§ **DATA SHOWN**:
====

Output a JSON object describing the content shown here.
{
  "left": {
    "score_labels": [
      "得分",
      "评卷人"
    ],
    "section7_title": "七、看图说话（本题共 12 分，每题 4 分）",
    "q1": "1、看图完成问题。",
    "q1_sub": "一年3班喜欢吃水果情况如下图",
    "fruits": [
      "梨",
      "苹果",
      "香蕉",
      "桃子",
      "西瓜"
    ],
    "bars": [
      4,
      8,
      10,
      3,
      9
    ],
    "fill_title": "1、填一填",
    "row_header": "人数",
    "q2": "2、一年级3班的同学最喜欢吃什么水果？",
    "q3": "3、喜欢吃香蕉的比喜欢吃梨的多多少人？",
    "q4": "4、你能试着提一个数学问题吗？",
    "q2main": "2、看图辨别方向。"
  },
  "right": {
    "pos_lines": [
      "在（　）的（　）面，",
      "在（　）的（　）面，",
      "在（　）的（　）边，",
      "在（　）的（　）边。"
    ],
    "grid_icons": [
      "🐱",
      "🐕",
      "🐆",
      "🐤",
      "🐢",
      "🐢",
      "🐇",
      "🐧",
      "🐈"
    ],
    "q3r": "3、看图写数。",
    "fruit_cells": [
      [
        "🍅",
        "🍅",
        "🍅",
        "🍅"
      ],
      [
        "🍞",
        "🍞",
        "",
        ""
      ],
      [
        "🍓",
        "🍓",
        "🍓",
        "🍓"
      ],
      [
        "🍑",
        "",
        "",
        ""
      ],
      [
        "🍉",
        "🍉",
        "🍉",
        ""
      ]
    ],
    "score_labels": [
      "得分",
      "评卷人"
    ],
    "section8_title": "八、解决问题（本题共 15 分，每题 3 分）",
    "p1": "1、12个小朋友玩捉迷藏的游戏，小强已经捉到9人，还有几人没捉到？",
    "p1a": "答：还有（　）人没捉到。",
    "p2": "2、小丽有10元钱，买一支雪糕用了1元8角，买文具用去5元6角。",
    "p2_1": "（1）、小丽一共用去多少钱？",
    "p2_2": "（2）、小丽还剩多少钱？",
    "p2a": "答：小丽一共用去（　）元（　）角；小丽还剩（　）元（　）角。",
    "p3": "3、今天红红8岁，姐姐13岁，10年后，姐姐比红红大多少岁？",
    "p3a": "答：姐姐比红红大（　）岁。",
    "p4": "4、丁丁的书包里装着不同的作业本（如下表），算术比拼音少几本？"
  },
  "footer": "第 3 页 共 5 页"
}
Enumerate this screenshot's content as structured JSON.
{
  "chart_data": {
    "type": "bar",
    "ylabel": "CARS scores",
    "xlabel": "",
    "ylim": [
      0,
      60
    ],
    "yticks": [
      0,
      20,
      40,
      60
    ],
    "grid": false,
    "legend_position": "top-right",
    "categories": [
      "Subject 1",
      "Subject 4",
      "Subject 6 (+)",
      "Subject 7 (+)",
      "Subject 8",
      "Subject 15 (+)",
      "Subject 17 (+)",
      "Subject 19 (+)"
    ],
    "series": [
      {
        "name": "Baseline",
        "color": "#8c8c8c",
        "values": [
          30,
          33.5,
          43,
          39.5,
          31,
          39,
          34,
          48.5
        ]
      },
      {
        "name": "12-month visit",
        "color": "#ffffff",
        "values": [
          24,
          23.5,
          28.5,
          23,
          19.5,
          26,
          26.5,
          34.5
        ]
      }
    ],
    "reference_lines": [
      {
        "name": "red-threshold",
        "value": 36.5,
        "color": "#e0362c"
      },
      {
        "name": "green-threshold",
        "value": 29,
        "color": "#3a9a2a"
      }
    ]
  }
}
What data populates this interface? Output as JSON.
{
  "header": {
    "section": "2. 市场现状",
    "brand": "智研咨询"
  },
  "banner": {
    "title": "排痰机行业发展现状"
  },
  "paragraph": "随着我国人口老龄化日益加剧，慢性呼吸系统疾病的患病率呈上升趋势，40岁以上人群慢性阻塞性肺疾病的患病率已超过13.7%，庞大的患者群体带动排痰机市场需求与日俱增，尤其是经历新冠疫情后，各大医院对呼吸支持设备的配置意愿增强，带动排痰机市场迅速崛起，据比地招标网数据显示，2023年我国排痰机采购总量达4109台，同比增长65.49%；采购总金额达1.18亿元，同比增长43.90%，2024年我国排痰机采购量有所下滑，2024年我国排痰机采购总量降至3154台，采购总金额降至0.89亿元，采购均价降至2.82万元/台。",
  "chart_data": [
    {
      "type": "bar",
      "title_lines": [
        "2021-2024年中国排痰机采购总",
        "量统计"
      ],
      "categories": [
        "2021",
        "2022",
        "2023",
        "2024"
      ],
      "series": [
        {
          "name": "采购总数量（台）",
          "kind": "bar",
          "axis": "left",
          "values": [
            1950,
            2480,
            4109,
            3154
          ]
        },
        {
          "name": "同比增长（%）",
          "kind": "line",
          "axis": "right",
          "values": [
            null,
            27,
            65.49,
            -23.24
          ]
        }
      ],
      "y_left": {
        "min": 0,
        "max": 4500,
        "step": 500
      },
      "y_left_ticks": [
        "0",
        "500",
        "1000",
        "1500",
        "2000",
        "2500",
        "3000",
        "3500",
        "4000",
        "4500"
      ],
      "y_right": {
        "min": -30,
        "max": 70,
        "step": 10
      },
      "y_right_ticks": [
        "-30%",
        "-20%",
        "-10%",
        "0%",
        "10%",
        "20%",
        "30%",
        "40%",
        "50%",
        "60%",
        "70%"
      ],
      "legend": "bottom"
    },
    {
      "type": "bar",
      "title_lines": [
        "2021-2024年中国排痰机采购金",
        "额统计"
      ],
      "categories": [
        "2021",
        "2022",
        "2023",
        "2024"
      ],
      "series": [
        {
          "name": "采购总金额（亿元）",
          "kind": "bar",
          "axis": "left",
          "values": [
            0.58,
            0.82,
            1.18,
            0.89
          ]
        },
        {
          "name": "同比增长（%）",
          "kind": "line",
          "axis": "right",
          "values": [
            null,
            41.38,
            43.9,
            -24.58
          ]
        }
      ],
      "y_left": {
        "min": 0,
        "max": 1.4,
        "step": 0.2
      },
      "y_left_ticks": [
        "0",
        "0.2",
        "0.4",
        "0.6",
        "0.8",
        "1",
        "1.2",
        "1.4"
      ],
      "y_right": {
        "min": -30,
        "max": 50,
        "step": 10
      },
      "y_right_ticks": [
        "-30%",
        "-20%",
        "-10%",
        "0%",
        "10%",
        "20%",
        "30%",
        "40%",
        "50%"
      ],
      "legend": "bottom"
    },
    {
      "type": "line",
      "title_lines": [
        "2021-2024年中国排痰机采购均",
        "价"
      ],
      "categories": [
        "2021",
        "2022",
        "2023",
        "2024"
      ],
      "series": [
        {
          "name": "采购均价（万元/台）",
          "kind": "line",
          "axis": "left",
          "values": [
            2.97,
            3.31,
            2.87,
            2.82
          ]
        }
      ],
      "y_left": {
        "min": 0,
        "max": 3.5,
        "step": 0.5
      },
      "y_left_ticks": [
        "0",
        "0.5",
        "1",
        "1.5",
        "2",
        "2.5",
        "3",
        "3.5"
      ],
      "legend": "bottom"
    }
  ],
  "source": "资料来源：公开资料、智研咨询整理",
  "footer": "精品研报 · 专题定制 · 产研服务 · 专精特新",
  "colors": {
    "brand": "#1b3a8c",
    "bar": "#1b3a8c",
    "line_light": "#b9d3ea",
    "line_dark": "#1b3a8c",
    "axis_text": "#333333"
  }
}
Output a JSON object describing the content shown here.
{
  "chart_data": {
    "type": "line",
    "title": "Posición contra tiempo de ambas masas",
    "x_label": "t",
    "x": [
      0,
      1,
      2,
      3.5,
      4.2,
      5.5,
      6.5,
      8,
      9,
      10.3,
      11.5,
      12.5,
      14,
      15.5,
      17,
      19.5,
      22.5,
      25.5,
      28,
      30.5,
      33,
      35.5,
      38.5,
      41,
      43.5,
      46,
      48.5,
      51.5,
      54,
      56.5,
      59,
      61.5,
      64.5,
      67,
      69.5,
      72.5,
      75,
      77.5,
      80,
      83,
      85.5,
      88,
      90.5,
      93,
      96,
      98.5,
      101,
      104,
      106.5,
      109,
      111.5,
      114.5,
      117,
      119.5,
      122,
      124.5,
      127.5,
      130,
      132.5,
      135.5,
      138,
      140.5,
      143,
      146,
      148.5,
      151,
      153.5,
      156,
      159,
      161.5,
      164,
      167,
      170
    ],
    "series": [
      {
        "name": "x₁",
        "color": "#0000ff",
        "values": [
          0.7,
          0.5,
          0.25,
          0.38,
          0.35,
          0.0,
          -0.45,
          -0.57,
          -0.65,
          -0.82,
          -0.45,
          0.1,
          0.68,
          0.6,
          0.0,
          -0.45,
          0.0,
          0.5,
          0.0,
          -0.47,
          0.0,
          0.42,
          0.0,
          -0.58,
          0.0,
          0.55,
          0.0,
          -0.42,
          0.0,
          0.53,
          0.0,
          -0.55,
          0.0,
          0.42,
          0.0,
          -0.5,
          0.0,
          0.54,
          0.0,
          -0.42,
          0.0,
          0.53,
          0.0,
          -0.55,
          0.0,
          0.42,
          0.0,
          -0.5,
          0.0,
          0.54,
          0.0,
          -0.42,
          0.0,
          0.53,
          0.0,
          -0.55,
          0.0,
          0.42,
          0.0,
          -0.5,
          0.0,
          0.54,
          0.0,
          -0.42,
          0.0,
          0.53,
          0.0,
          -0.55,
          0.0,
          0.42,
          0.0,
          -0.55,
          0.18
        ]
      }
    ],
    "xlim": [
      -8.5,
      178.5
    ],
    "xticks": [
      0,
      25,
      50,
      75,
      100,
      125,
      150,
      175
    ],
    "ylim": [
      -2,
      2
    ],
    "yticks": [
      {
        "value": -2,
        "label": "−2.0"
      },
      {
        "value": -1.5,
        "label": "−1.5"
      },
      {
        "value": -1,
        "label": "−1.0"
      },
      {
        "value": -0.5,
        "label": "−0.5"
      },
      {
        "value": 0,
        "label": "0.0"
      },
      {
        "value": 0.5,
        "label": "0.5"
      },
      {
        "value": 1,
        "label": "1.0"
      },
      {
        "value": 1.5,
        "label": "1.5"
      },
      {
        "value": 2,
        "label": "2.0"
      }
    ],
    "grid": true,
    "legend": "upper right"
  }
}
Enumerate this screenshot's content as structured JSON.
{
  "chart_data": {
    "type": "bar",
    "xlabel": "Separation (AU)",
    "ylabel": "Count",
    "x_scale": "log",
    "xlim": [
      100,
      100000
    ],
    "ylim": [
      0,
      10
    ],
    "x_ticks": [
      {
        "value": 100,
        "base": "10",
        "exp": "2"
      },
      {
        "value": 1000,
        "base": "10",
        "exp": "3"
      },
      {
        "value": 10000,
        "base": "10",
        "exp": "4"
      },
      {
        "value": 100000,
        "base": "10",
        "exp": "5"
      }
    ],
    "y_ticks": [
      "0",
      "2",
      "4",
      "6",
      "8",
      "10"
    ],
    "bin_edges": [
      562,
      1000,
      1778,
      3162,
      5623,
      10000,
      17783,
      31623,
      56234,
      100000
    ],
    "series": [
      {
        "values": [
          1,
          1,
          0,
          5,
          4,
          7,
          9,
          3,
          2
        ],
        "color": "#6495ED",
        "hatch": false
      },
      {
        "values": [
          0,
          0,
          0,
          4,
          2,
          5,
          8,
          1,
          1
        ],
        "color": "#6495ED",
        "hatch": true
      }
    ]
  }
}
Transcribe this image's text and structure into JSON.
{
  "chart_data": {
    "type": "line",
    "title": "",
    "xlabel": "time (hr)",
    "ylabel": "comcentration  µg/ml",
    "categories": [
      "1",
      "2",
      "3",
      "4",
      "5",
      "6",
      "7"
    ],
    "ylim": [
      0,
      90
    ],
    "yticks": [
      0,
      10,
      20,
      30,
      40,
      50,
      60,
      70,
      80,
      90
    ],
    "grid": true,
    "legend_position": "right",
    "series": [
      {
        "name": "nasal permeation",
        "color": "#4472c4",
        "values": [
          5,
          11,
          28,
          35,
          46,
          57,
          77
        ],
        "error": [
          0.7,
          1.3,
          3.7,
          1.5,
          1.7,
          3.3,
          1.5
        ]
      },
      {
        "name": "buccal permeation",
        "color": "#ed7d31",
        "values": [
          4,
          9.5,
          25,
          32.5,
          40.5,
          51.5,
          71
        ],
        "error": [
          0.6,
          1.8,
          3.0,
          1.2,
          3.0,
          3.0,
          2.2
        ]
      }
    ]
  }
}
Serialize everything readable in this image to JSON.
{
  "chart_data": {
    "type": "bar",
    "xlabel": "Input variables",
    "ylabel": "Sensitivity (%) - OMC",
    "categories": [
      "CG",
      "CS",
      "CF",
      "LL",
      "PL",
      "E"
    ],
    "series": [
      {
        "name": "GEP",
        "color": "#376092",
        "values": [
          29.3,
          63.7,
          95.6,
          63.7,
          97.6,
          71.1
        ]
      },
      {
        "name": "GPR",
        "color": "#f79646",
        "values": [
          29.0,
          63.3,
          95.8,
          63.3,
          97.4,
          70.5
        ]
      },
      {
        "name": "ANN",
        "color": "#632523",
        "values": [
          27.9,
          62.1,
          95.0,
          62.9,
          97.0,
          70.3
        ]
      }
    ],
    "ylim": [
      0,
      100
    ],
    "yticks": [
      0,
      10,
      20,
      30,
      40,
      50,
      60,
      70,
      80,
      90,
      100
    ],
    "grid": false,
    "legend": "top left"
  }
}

====

§ **TO BE DONE**:
Return every line from the records above that holds the word "JSON".

§ **WRITTEN REPLY**:
Output a JSON object describing the content shown here.
Enumerate this screenshot's content as structured JSON.
What data populates this interface? Output as JSON.
Output a JSON object describing the content shown here.
Enumerate this screenshot's content as structured JSON.
Transcribe this image's text and structure into JSON.
Serialize everything readable in this image to JSON.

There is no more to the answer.